### To do:
Each record below should be repeated precisely as written.

### Given records:
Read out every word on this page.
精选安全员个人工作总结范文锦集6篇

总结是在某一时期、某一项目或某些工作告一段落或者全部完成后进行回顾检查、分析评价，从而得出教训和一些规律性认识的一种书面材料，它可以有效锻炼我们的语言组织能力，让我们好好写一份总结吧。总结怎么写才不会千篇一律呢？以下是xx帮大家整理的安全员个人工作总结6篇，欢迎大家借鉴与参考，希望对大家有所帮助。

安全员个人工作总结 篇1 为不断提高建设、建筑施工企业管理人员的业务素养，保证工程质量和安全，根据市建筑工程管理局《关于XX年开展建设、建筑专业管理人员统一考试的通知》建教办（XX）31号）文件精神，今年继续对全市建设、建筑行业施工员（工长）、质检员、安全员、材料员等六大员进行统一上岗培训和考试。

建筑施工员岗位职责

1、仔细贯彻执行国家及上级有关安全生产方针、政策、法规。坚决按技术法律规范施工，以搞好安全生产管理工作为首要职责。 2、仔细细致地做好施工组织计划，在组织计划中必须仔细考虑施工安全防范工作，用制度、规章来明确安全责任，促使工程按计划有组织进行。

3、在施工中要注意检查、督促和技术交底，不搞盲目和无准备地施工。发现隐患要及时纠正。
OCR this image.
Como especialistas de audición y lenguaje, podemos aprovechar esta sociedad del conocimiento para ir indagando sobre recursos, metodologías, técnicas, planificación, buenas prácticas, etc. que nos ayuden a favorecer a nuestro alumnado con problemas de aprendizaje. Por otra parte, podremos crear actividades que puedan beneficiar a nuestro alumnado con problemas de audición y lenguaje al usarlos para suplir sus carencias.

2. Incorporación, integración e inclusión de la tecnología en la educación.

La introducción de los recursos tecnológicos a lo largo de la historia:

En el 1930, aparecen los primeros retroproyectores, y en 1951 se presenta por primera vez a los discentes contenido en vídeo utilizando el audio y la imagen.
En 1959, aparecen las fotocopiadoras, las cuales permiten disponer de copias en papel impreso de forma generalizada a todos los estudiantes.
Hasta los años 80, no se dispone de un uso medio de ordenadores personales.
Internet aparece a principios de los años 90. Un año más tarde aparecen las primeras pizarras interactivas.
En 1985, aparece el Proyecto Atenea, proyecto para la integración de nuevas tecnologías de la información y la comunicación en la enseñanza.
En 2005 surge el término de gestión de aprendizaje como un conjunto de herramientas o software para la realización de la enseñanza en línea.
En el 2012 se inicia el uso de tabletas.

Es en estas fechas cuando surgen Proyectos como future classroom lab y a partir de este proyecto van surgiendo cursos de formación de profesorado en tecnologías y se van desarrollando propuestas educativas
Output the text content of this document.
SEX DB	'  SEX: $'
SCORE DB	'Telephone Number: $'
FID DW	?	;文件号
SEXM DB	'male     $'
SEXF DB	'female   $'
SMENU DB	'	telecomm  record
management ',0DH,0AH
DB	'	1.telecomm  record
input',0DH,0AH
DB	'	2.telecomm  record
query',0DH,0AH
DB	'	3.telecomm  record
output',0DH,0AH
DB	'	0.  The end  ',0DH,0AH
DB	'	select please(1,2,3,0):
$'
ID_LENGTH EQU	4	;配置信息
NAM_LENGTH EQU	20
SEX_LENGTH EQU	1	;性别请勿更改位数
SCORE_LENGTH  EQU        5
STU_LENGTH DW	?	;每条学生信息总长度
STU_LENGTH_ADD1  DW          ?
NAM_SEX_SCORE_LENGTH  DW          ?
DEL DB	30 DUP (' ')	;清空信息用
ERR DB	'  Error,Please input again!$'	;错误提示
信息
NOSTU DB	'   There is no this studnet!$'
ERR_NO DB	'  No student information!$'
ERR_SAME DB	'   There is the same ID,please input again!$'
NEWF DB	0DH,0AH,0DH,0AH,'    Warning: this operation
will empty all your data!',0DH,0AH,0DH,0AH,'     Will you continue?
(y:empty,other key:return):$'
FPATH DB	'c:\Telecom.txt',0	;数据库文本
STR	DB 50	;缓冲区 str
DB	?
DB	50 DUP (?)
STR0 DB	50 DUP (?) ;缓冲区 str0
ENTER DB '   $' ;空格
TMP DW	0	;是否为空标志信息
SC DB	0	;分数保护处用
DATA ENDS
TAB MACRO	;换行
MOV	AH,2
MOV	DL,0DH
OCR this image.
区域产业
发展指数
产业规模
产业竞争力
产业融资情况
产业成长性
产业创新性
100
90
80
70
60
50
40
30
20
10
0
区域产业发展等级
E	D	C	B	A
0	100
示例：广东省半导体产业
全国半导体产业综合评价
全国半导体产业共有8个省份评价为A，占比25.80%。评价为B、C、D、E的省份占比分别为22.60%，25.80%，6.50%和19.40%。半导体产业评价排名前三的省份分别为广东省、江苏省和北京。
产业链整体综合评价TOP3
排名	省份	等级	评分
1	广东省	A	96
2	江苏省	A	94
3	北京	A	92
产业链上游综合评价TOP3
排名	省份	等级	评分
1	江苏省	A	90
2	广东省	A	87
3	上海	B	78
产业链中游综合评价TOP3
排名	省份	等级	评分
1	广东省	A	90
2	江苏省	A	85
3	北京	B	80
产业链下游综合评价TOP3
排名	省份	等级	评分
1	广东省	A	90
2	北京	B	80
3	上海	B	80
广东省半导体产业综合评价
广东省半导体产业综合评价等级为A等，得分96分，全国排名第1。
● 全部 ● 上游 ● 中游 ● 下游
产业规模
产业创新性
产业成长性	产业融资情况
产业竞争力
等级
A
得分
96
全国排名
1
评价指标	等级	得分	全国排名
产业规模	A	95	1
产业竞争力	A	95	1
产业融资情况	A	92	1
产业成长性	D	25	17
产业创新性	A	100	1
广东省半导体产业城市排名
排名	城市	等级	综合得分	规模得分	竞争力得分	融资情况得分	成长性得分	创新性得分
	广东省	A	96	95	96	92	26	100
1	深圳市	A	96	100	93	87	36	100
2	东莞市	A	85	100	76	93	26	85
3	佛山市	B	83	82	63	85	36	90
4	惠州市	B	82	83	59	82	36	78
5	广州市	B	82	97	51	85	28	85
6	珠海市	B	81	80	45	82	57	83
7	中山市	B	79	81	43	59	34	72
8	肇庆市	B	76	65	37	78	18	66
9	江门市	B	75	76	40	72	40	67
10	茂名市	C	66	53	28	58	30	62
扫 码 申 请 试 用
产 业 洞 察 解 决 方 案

### Finished task:
Read out every word on this page.
精选安全员个人工作总结范文锦集6篇

总结是在某一时期、某一项目或某些工作告一段落或者全部完成后进行回顾检查、分析评价，从而得出教训和一些规律性认识的一种书面材料，它可以有效锻炼我们的语言组织能力，让我们好好写一份总结吧。总结怎么写才不会千篇一律呢？以下是xx帮大家整理的安全员个人工作总结6篇，欢迎大家借鉴与参考，希望对大家有所帮助。

安全员个人工作总结 篇1 为不断提高建设、建筑施工企业管理人员的业务素养，保证工程质量和安全，根据市建筑工程管理局《关于XX年开展建设、建筑专业管理人员统一考试的通知》建教办（XX）31号）文件精神，今年继续对全市建设、建筑行业施工员（工长）、质检员、安全员、材料员等六大员进行统一上岗培训和考试。

建筑施工员岗位职责

1、仔细贯彻执行国家及上级有关安全生产方针、政策、法规。坚决按技术法律规范施工，以搞好安全生产管理工作为首要职责。 2、仔细细致地做好施工组织计划，在组织计划中必须仔细考虑施工安全防范工作，用制度、规章来明确安全责任，促使工程按计划有组织进行。

3、在施工中要注意检查、督促和技术交底，不搞盲目和无准备地施工。发现隐患要及时纠正。
OCR this image.
Como especialistas de audición y lenguaje, podemos aprovechar esta sociedad del conocimiento para ir indagando sobre recursos, metodologías, técnicas, planificación, buenas prácticas, etc. que nos ayuden a favorecer a nuestro alumnado con problemas de aprendizaje. Por otra parte, podremos crear actividades que puedan beneficiar a nuestro alumnado con problemas de audición y lenguaje al usarlos para suplir sus carencias.

2. Incorporación, integración e inclusión de la tecnología en la educación.

La introducción de los recursos tecnológicos a lo largo de la historia:

En el 1930, aparecen los primeros retroproyectores, y en 1951 se presenta por primera vez a los discentes contenido en vídeo utilizando el audio y la imagen.
En 1959, aparecen las fotocopiadoras, las cuales permiten disponer de copias en papel impreso de forma generalizada a todos los estudiantes.
Hasta los años 80, no se dispone de un uso medio de ordenadores personales.
Internet aparece a principios de los años 90. Un año más tarde aparecen las primeras pizarras interactivas.
En 1985, aparece el Proyecto Atenea, proyecto para la integración de nuevas tecnologías de la información y la comunicación en la enseñanza.
En 2005 surge el término de gestión de aprendizaje como un conjunto de herramientas o software para la realización de la enseñanza en línea.
En el 2012 se inicia el uso de tabletas.

Es en estas fechas cuando surgen Proyectos como future classroom lab y a partir de este proyecto van surgiendo cursos de formación de profesorado en tecnologías y se van desarrollando propuestas educativas
Output the text content of this document.
SEX DB	'  SEX: $'
SCORE DB	'Telephone Number: $'
FID DW	?	;文件号
SEXM DB	'male     $'
SEXF DB	'female   $'
SMENU DB	'	telecomm  record
management ',0DH,0AH
DB	'	1.telecomm  record
input',0DH,0AH
DB	'	2.telecomm  record
query',0DH,0AH
DB	'	3.telecomm  record
output',0DH,0AH
DB	'	0.  The end  ',0DH,0AH
DB	'	select please(1,2,3,0):
$'
ID_LENGTH EQU	4	;配置信息
NAM_LENGTH EQU	20
SEX_LENGTH EQU	1	;性别请勿更改位数
SCORE_LENGTH  EQU        5
STU_LENGTH DW	?	;每条学生信息总长度
STU_LENGTH_ADD1  DW          ?
NAM_SEX_SCORE_LENGTH  DW          ?
DEL DB	30 DUP (' ')	;清空信息用
ERR DB	'  Error,Please input again!$'	;错误提示
信息
NOSTU DB	'   There is no this studnet!$'
ERR_NO DB	'  No student information!$'
ERR_SAME DB	'   There is the same ID,please input again!$'
NEWF DB	0DH,0AH,0DH,0AH,'    Warning: this operation
will empty all your data!',0DH,0AH,0DH,0AH,'     Will you continue?
(y:empty,other key:return):$'
FPATH DB	'c:\Telecom.txt',0	;数据库文本
STR	DB 50	;缓冲区 str
DB	?
DB	50 DUP (?)
STR0 DB	50 DUP (?) ;缓冲区 str0
ENTER DB '   $' ;空格
TMP DW	0	;是否为空标志信息
SC DB	0	;分数保护处用
DATA ENDS
TAB MACRO	;换行
MOV	AH,2
MOV	DL,0DH
OCR this image.
区域产业
发展指数
产业规模
产业竞争力
产业融资情况
产业成长性
产业创新性
100
90
80
70
60
50
40
30
20
10
0
区域产业发展等级
E	D	C	B	A
0	100
示例：广东省半导体产业
全国半导体产业综合评价
全国半导体产业共有8个省份评价为A，占比25.80%。评价为B、C、D、E的省份占比分别为22.60%，25.80%，6.50%和19.40%。半导体产业评价排名前三的省份分别为广东省、江苏省和北京。
产业链整体综合评价TOP3
排名	省份	等级	评分
1	广东省	A	96
2	江苏省	A	94
3	北京	A	92
产业链上游综合评价TOP3
排名	省份	等级	评分
1	江苏省	A	90
2	广东省	A	87
3	上海	B	78
产业链中游综合评价TOP3
排名	省份	等级	评分
1	广东省	A	90
2	江苏省	A	85
3	北京	B	80
产业链下游综合评价TOP3
排名	省份	等级	评分
1	广东省	A	90
2	北京	B	80
3	上海	B	80
广东省半导体产业综合评价
广东省半导体产业综合评价等级为A等，得分96分，全国排名第1。
● 全部 ● 上游 ● 中游 ● 下游
产业规模
产业创新性
产业成长性	产业融资情况
产业竞争力
等级
A
得分
96
全国排名
1
评价指标	等级	得分	全国排名
产业规模	A	95	1
产业竞争力	A	95	1
产业融资情况	A	92	1
产业成长性	D	25	17
产业创新性	A	100	1
广东省半导体产业城市排名
排名	城市	等级	综合得分	规模得分	竞争力得分	融资情况得分	成长性得分	创新性得分
	广东省	A	96	95	96	92	26	100
1	深圳市	A	96	100	93	87	36	100
2	东莞市	A	85	100	76	93	26	85
3	佛山市	B	83	82	63	85	36	90
4	惠州市	B	82	83	59	82	36	78
5	广州市	B	82	97	51	85	28	85
6	珠海市	B	81	80	45	82	57	83
7	中山市	B	79	81	43	59	34	72
8	肇庆市	B	76	65	37	78	18	66
9	江门市	B	75	76	40	72	40	67
10	茂名市	C	66	53	28	58	30	62
扫 码 申 请 试 用
产 业 洞 察 解 决 方 案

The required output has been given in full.